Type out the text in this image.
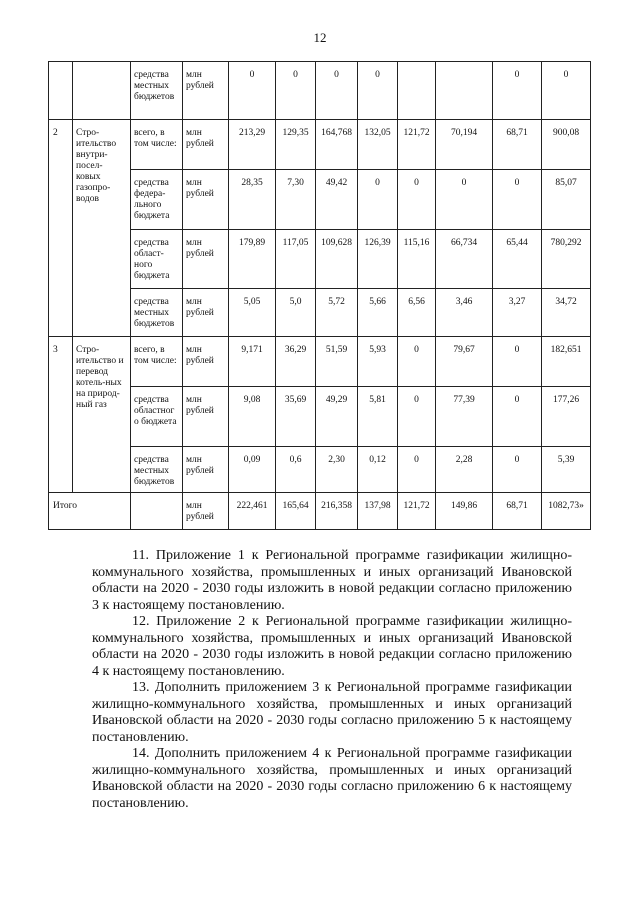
12
		средства местных бюджетов	млн рублей	0	0	0	0			0	0
2	Стро-ительство внутри-посел-ковых газопро-водов	всего, в том числе:	млн рублей	213,29	129,35	164,768	132,05	121,72	70,194	68,71	900,08
		средства федера-льного бюджета	млн рублей	28,35	7,30	49,42	0	0	0	0	85,07
		средства област-ного бюджета	млн рублей	179,89	117,05	109,628	126,39	115,16	66,734	65,44	780,292
		средства местных бюджетов	млн рублей	5,05	5,0	5,72	5,66	6,56	3,46	3,27	34,72
3	Стро-ительство и перевод котель-ных на природ-ный газ	всего, в том числе:	млн рублей	9,171	36,29	51,59	5,93	0	79,67	0	182,651
		средства областног о бюджета	млн рублей	9,08	35,69	49,29	5,81	0	77,39	0	177,26
		средства местных бюджетов	млн рублей	0,09	0,6	2,30	0,12	0	2,28	0	5,39
Итого			млн рублей	222,461	165,64	216,358	137,98	121,72	149,86	68,71	1082,73»

11. Приложение 1 к Региональной программе газификации жилищно-коммунального хозяйства, промышленных и иных организаций Ивановской области на 2020 - 2030 годы изложить в новой редакции согласно приложению 3 к настоящему постановлению.

12. Приложение 2 к Региональной программе газификации жилищно-коммунального хозяйства, промышленных и иных организаций Ивановской области на 2020 - 2030 годы изложить в новой редакции согласно приложению 4 к настоящему постановлению.

13. Дополнить приложением 3 к Региональной программе газификации жилищно-коммунального хозяйства, промышленных и иных организаций Ивановской области на 2020 - 2030 годы согласно приложению 5 к настоящему постановлению.

14. Дополнить приложением 4 к Региональной программе газификации жилищно-коммунального хозяйства, промышленных и иных организаций Ивановской области на 2020 - 2030 годы согласно приложению 6 к настоящему постановлению.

What the exercise asks:
Output the records above exactly; leave out the pictures.

Exercise result:
Type out the text in this image.
12
		средства местных бюджетов	млн рублей	0	0	0	0			0	0
2	Стро-ительство внутри-посел-ковых газопро-водов	всего, в том числе:	млн рублей	213,29	129,35	164,768	132,05	121,72	70,194	68,71	900,08
		средства федера-льного бюджета	млн рублей	28,35	7,30	49,42	0	0	0	0	85,07
		средства област-ного бюджета	млн рублей	179,89	117,05	109,628	126,39	115,16	66,734	65,44	780,292
		средства местных бюджетов	млн рублей	5,05	5,0	5,72	5,66	6,56	3,46	3,27	34,72
3	Стро-ительство и перевод котель-ных на природ-ный газ	всего, в том числе:	млн рублей	9,171	36,29	51,59	5,93	0	79,67	0	182,651
		средства областног о бюджета	млн рублей	9,08	35,69	49,29	5,81	0	77,39	0	177,26
		средства местных бюджетов	млн рублей	0,09	0,6	2,30	0,12	0	2,28	0	5,39
Итого			млн рублей	222,461	165,64	216,358	137,98	121,72	149,86	68,71	1082,73»

11. Приложение 1 к Региональной программе газификации жилищно-коммунального хозяйства, промышленных и иных организаций Ивановской области на 2020 - 2030 годы изложить в новой редакции согласно приложению 3 к настоящему постановлению.

12. Приложение 2 к Региональной программе газификации жилищно-коммунального хозяйства, промышленных и иных организаций Ивановской области на 2020 - 2030 годы изложить в новой редакции согласно приложению 4 к настоящему постановлению.

13. Дополнить приложением 3 к Региональной программе газификации жилищно-коммунального хозяйства, промышленных и иных организаций Ивановской области на 2020 - 2030 годы согласно приложению 5 к настоящему постановлению.

14. Дополнить приложением 4 к Региональной программе газификации жилищно-коммунального хозяйства, промышленных и иных организаций Ивановской области на 2020 - 2030 годы согласно приложению 6 к настоящему постановлению.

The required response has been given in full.